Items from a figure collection
* begin *
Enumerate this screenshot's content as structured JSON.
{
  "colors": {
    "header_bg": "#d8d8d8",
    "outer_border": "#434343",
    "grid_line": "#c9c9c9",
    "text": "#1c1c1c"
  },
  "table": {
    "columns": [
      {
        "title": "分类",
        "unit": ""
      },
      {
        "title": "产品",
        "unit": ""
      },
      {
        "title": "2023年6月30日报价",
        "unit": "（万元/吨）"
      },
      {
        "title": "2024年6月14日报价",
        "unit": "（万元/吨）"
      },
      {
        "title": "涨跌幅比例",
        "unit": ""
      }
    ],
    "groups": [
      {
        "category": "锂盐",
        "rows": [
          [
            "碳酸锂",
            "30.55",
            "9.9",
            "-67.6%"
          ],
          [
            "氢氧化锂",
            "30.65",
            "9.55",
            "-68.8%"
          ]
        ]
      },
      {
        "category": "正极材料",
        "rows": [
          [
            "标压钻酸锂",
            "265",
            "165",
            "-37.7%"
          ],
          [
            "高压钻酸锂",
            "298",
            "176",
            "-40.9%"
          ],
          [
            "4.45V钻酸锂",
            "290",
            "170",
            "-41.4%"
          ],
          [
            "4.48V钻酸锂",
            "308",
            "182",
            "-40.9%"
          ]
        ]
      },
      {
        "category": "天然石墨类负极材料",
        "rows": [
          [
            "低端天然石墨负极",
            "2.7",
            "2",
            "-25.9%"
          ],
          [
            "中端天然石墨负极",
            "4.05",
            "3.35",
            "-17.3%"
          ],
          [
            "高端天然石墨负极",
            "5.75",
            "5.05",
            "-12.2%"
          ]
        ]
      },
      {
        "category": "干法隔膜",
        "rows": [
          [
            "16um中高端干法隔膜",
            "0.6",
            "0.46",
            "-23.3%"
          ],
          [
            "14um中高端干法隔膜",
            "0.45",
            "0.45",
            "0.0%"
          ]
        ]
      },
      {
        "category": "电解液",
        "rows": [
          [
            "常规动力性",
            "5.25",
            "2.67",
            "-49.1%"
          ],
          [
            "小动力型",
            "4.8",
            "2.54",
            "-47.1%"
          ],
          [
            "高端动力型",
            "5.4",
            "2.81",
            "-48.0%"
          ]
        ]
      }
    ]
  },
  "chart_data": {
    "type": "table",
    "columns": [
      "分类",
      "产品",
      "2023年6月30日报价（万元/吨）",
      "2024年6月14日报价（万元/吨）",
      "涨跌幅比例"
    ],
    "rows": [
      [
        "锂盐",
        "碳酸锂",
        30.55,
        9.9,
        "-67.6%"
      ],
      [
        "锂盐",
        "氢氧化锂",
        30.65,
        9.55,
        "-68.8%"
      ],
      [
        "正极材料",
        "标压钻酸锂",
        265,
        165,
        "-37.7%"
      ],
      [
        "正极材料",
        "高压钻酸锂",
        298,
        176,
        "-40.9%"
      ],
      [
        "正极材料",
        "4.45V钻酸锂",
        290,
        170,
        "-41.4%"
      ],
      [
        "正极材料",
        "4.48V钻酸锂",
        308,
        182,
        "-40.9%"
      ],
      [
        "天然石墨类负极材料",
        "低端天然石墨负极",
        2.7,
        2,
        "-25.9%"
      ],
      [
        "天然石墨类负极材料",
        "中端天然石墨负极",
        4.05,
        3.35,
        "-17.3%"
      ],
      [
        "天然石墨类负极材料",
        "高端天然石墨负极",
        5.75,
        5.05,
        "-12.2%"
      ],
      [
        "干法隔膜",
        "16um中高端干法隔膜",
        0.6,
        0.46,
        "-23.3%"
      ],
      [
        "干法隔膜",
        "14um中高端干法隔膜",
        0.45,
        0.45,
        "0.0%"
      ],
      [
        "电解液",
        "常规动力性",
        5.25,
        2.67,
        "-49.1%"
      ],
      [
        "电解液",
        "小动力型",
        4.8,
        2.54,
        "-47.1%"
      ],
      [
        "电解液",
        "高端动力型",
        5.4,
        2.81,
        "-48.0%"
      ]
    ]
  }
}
* end *
§ Short problem:
Extract the complete listing above, reproducing each line exactly.

§ Written response:
Enumerate this screenshot's content as structured JSON.
{
  "colors": {
    "header_bg": "#d8d8d8",
    "outer_border": "#434343",
    "grid_line": "#c9c9c9",
    "text": "#1c1c1c"
  },
  "table": {
    "columns": [
      {
        "title": "分类",
        "unit": ""
      },
      {
        "title": "产品",
        "unit": ""
      },
      {
        "title": "2023年6月30日报价",
        "unit": "（万元/吨）"
      },
      {
        "title": "2024年6月14日报价",
        "unit": "（万元/吨）"
      },
      {
        "title": "涨跌幅比例",
        "unit": ""
      }
    ],
    "groups": [
      {
        "category": "锂盐",
        "rows": [
          [
            "碳酸锂",
            "30.55",
            "9.9",
            "-67.6%"
          ],
          [
            "氢氧化锂",
            "30.65",
            "9.55",
            "-68.8%"
          ]
        ]
      },
      {
        "category": "正极材料",
        "rows": [
          [
            "标压钻酸锂",
            "265",
            "165",
            "-37.7%"
          ],
          [
            "高压钻酸锂",
            "298",
            "176",
            "-40.9%"
          ],
          [
            "4.45V钻酸锂",
            "290",
            "170",
            "-41.4%"
          ],
          [
            "4.48V钻酸锂",
            "308",
            "182",
            "-40.9%"
          ]
        ]
      },
      {
        "category": "天然石墨类负极材料",
        "rows": [
          [
            "低端天然石墨负极",
            "2.7",
            "2",
            "-25.9%"
          ],
          [
            "中端天然石墨负极",
            "4.05",
            "3.35",
            "-17.3%"
          ],
          [
            "高端天然石墨负极",
            "5.75",
            "5.05",
            "-12.2%"
          ]
        ]
      },
      {
        "category": "干法隔膜",
        "rows": [
          [
            "16um中高端干法隔膜",
            "0.6",
            "0.46",
            "-23.3%"
          ],
          [
            "14um中高端干法隔膜",
            "0.45",
            "0.45",
            "0.0%"
          ]
        ]
      },
      {
        "category": "电解液",
        "rows": [
          [
            "常规动力性",
            "5.25",
            "2.67",
            "-49.1%"
          ],
          [
            "小动力型",
            "4.8",
            "2.54",
            "-47.1%"
          ],
          [
            "高端动力型",
            "5.4",
            "2.81",
            "-48.0%"
          ]
        ]
      }
    ]
  },
  "chart_data": {
    "type": "table",
    "columns": [
      "分类",
      "产品",
      "2023年6月30日报价（万元/吨）",
      "2024年6月14日报价（万元/吨）",
      "涨跌幅比例"
    ],
    "rows": [
      [
        "锂盐",
        "碳酸锂",
        30.55,
        9.9,
        "-67.6%"
      ],
      [
        "锂盐",
        "氢氧化锂",
        30.65,
        9.55,
        "-68.8%"
      ],
      [
        "正极材料",
        "标压钻酸锂",
        265,
        165,
        "-37.7%"
      ],
      [
        "正极材料",
        "高压钻酸锂",
        298,
        176,
        "-40.9%"
      ],
      [
        "正极材料",
        "4.45V钻酸锂",
        290,
        170,
        "-41.4%"
      ],
      [
        "正极材料",
        "4.48V钻酸锂",
        308,
        182,
        "-40.9%"
      ],
      [
        "天然石墨类负极材料",
        "低端天然石墨负极",
        2.7,
        2,
        "-25.9%"
      ],
      [
        "天然石墨类负极材料",
        "中端天然石墨负极",
        4.05,
        3.35,
        "-17.3%"
      ],
      [
        "天然石墨类负极材料",
        "高端天然石墨负极",
        5.75,
        5.05,
        "-12.2%"
      ],
      [
        "干法隔膜",
        "16um中高端干法隔膜",
        0.6,
        0.46,
        "-23.3%"
      ],
      [
        "干法隔膜",
        "14um中高端干法隔膜",
        0.45,
        0.45,
        "0.0%"
      ],
      [
        "电解液",
        "常规动力性",
        5.25,
        2.67,
        "-49.1%"
      ],
      [
        "电解液",
        "小动力型",
        4.8,
        2.54,
        "-47.1%"
      ],
      [
        "电解液",
        "高端动力型",
        5.4,
        2.81,
        "-48.0%"
      ]
    ]
  }
}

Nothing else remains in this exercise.